**Your goal:** Return all lines that include the string "Standards".

**Listing:**

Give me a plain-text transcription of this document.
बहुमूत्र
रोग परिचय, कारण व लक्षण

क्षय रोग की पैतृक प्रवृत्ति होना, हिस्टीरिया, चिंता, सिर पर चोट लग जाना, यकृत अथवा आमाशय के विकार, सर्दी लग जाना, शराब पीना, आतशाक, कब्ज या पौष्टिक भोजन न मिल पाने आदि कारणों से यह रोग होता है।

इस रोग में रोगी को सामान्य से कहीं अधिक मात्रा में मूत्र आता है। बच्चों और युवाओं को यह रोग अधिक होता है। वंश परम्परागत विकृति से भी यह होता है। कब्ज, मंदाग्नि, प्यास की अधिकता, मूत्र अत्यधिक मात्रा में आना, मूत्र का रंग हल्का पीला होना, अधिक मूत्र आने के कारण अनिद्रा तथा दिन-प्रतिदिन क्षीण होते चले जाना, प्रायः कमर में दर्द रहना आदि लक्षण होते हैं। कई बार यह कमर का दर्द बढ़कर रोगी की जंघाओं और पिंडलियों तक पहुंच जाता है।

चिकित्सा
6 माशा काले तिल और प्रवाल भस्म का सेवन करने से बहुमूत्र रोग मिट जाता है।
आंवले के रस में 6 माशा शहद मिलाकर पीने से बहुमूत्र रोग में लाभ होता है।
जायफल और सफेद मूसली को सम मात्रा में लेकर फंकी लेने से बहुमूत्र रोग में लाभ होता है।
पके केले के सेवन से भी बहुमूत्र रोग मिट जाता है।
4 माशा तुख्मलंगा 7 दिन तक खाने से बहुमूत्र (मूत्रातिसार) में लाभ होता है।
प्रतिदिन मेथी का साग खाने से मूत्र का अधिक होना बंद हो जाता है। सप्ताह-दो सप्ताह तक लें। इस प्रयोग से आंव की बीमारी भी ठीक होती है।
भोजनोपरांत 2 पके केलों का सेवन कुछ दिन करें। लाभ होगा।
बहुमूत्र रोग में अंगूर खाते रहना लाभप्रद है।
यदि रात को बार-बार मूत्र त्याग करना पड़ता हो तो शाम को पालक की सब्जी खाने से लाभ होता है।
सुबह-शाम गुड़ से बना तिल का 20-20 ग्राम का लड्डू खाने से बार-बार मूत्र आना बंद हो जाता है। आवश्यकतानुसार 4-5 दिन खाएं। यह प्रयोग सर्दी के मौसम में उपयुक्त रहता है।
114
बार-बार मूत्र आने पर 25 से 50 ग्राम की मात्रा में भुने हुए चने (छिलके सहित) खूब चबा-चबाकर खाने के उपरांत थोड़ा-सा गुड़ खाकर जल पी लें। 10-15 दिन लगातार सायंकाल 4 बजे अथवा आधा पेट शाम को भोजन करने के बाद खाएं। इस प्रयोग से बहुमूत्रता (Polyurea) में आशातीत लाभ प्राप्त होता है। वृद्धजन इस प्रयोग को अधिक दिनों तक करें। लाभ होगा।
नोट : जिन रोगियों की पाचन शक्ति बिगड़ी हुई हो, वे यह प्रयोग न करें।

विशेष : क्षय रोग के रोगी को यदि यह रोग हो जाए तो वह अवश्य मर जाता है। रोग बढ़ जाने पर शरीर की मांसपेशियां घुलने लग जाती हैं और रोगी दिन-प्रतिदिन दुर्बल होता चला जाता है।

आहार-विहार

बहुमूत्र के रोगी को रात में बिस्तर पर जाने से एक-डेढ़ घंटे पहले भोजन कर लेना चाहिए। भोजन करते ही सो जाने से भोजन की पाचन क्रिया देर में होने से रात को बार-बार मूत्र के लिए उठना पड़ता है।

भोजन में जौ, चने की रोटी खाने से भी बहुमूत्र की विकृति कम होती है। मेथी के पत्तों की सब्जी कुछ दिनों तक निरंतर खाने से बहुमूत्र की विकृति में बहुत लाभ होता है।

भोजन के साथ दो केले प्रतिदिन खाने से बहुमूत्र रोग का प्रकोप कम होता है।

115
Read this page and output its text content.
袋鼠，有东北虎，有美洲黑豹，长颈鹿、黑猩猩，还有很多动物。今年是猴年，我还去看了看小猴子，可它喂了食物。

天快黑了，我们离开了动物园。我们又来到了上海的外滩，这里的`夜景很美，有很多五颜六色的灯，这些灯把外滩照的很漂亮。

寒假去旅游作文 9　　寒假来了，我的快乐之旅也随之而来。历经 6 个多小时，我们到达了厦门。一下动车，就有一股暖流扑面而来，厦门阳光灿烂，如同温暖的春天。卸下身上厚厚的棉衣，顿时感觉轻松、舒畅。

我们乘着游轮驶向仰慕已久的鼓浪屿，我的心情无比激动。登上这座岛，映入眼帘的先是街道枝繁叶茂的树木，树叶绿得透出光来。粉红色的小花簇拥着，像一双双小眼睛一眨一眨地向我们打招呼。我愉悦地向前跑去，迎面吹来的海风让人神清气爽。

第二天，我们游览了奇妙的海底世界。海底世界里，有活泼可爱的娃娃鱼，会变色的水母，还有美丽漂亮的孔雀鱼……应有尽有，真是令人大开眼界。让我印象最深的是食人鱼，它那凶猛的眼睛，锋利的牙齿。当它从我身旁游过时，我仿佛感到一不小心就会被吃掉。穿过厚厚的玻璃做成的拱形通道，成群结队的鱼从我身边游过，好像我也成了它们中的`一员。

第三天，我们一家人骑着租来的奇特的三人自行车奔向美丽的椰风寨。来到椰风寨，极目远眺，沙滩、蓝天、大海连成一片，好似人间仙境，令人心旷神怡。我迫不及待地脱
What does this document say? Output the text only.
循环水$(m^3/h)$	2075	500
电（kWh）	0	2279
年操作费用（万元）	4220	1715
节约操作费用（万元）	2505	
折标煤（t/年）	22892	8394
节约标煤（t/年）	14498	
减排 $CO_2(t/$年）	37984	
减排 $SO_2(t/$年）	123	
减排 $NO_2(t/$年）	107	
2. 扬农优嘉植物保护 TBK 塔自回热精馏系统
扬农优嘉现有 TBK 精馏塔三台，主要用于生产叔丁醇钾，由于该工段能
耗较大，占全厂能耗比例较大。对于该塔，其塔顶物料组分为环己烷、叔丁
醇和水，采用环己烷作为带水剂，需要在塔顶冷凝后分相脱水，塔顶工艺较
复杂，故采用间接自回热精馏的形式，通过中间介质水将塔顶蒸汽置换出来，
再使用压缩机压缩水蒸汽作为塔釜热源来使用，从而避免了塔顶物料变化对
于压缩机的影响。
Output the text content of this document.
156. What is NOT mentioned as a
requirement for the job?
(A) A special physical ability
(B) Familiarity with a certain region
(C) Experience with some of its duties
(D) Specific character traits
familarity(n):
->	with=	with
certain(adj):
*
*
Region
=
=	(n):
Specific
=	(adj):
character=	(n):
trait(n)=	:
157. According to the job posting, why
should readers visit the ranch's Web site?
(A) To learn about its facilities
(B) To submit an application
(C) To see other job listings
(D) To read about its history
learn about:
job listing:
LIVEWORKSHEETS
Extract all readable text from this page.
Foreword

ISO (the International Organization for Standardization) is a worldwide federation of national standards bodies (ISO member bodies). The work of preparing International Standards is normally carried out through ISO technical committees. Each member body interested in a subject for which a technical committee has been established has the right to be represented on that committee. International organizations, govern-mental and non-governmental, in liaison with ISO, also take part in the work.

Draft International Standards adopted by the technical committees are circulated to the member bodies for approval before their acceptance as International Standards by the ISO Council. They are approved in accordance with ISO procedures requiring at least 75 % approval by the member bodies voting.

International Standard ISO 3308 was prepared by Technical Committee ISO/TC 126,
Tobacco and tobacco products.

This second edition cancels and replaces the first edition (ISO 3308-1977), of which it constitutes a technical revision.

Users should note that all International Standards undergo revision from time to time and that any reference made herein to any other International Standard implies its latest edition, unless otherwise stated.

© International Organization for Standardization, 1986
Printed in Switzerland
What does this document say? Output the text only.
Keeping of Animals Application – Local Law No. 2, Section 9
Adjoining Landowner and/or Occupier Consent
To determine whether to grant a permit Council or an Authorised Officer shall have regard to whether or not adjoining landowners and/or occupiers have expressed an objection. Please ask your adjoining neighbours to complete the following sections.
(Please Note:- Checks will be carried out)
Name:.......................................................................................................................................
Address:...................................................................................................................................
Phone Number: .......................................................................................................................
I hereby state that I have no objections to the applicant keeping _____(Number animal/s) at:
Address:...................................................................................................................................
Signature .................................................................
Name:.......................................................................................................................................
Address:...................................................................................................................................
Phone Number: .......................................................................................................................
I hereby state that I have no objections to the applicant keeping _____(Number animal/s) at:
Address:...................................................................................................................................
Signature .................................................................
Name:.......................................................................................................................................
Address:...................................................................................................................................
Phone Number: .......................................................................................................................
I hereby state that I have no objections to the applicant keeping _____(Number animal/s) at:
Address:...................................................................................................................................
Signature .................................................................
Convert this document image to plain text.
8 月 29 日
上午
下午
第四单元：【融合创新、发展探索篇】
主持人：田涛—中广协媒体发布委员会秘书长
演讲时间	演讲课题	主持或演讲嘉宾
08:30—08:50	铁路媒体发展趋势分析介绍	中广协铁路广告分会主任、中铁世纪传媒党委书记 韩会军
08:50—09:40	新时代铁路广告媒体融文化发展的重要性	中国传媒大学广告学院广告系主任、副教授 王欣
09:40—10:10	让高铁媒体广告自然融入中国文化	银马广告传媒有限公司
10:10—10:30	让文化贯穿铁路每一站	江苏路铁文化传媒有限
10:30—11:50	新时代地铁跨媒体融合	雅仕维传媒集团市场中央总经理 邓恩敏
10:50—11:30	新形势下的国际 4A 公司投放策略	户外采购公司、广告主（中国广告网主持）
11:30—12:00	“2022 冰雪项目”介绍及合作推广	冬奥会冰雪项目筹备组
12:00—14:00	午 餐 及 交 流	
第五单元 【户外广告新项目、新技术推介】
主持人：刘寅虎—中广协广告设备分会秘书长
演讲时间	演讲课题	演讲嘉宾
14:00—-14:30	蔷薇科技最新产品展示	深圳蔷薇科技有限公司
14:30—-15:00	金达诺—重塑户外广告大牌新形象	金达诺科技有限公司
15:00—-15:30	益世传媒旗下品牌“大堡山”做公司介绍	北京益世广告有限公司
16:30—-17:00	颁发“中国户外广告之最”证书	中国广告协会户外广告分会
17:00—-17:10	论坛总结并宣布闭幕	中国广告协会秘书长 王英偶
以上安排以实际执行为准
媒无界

**Response:**
ISO (the International Organization for Standardization) is a worldwide federation of national standards bodies (ISO member bodies). The work of preparing International Standards is normally carried out through ISO technical committees. Each member body interested in a subject for which a technical committee has been established has the right to be represented on that committee. International organizations, govern-mental and non-governmental, in liaison with ISO, also take part in the work.
Draft International Standards adopted by the technical committees are circulated to the member bodies for approval before their acceptance as International Standards by the ISO Council. They are approved in accordance with ISO procedures requiring at least 75 % approval by the member bodies voting.
Users should note that all International Standards undergo revision from time to time and that any reference made herein to any other International Standard implies its latest edition, unless otherwise stated.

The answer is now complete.